Entries with figure data:
-- Start --

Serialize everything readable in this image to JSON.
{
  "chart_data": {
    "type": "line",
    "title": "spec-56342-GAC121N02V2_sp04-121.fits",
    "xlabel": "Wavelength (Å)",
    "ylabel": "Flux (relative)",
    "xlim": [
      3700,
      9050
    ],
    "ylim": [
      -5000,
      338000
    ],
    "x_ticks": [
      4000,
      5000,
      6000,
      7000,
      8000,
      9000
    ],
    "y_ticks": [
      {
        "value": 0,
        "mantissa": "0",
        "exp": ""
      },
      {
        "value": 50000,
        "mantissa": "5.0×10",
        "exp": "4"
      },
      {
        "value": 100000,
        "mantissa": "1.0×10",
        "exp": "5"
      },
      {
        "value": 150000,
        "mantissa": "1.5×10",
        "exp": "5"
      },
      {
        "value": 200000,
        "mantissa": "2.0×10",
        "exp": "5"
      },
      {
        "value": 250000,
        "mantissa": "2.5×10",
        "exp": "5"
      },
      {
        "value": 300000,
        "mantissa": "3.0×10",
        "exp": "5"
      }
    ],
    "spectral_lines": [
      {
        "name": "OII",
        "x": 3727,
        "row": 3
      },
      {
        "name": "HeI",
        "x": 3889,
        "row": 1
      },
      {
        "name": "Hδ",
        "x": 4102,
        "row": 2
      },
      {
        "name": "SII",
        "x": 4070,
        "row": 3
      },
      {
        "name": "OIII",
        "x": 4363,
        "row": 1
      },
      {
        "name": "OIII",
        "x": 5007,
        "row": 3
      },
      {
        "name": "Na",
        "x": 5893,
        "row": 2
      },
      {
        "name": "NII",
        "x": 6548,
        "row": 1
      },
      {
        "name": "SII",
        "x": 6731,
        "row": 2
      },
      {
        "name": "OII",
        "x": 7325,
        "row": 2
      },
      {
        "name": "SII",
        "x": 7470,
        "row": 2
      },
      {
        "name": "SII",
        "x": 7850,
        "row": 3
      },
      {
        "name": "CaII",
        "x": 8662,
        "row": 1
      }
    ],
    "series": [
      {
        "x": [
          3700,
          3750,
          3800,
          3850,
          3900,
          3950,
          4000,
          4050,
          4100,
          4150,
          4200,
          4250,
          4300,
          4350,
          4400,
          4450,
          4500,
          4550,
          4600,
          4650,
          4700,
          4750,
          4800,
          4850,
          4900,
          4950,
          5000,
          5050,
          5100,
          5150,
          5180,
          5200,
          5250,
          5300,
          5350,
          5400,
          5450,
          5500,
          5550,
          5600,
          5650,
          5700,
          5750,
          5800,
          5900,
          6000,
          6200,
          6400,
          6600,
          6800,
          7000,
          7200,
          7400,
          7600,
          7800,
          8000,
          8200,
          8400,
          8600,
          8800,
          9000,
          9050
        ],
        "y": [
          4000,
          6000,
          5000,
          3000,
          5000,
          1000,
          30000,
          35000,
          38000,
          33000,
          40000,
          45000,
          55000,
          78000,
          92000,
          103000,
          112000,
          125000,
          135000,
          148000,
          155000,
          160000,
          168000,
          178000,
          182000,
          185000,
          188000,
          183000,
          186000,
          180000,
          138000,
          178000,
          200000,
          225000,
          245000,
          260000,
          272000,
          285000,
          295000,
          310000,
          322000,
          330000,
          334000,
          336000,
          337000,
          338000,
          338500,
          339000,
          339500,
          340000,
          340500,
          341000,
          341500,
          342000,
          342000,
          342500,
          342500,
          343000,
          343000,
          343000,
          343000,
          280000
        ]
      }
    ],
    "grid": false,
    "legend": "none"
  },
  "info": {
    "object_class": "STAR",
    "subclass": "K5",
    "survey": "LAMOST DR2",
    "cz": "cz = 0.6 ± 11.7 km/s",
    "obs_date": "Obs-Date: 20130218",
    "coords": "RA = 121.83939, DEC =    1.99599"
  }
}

-- End --

What you will do: From the records above, please extract every line and repeat it exactly.

Answer to the task:
Serialize everything readable in this image to JSON.
{
  "chart_data": {
    "type": "line",
    "title": "spec-56342-GAC121N02V2_sp04-121.fits",
    "xlabel": "Wavelength (Å)",
    "ylabel": "Flux (relative)",
    "xlim": [
      3700,
      9050
    ],
    "ylim": [
      -5000,
      338000
    ],
    "x_ticks": [
      4000,
      5000,
      6000,
      7000,
      8000,
      9000
    ],
    "y_ticks": [
      {
        "value": 0,
        "mantissa": "0",
        "exp": ""
      },
      {
        "value": 50000,
        "mantissa": "5.0×10",
        "exp": "4"
      },
      {
        "value": 100000,
        "mantissa": "1.0×10",
        "exp": "5"
      },
      {
        "value": 150000,
        "mantissa": "1.5×10",
        "exp": "5"
      },
      {
        "value": 200000,
        "mantissa": "2.0×10",
        "exp": "5"
      },
      {
        "value": 250000,
        "mantissa": "2.5×10",
        "exp": "5"
      },
      {
        "value": 300000,
        "mantissa": "3.0×10",
        "exp": "5"
      }
    ],
    "spectral_lines": [
      {
        "name": "OII",
        "x": 3727,
        "row": 3
      },
      {
        "name": "HeI",
        "x": 3889,
        "row": 1
      },
      {
        "name": "Hδ",
        "x": 4102,
        "row": 2
      },
      {
        "name": "SII",
        "x": 4070,
        "row": 3
      },
      {
        "name": "OIII",
        "x": 4363,
        "row": 1
      },
      {
        "name": "OIII",
        "x": 5007,
        "row": 3
      },
      {
        "name": "Na",
        "x": 5893,
        "row": 2
      },
      {
        "name": "NII",
        "x": 6548,
        "row": 1
      },
      {
        "name": "SII",
        "x": 6731,
        "row": 2
      },
      {
        "name": "OII",
        "x": 7325,
        "row": 2
      },
      {
        "name": "SII",
        "x": 7470,
        "row": 2
      },
      {
        "name": "SII",
        "x": 7850,
        "row": 3
      },
      {
        "name": "CaII",
        "x": 8662,
        "row": 1
      }
    ],
    "series": [
      {
        "x": [
          3700,
          3750,
          3800,
          3850,
          3900,
          3950,
          4000,
          4050,
          4100,
          4150,
          4200,
          4250,
          4300,
          4350,
          4400,
          4450,
          4500,
          4550,
          4600,
          4650,
          4700,
          4750,
          4800,
          4850,
          4900,
          4950,
          5000,
          5050,
          5100,
          5150,
          5180,
          5200,
          5250,
          5300,
          5350,
          5400,
          5450,
          5500,
          5550,
          5600,
          5650,
          5700,
          5750,
          5800,
          5900,
          6000,
          6200,
          6400,
          6600,
          6800,
          7000,
          7200,
          7400,
          7600,
          7800,
          8000,
          8200,
          8400,
          8600,
          8800,
          9000,
          9050
        ],
        "y": [
          4000,
          6000,
          5000,
          3000,
          5000,
          1000,
          30000,
          35000,
          38000,
          33000,
          40000,
          45000,
          55000,
          78000,
          92000,
          103000,
          112000,
          125000,
          135000,
          148000,
          155000,
          160000,
          168000,
          178000,
          182000,
          185000,
          188000,
          183000,
          186000,
          180000,
          138000,
          178000,
          200000,
          225000,
          245000,
          260000,
          272000,
          285000,
          295000,
          310000,
          322000,
          330000,
          334000,
          336000,
          337000,
          338000,
          338500,
          339000,
          339500,
          340000,
          340500,
          341000,
          341500,
          342000,
          342000,
          342500,
          342500,
          343000,
          343000,
          343000,
          343000,
          280000
        ]
      }
    ],
    "grid": false,
    "legend": "none"
  },
  "info": {
    "object_class": "STAR",
    "subclass": "K5",
    "survey": "LAMOST DR2",
    "cz": "cz = 0.6 ± 11.7 km/s",
    "obs_date": "Obs-Date: 20130218",
    "coords": "RA = 121.83939, DEC =    1.99599"
  }
}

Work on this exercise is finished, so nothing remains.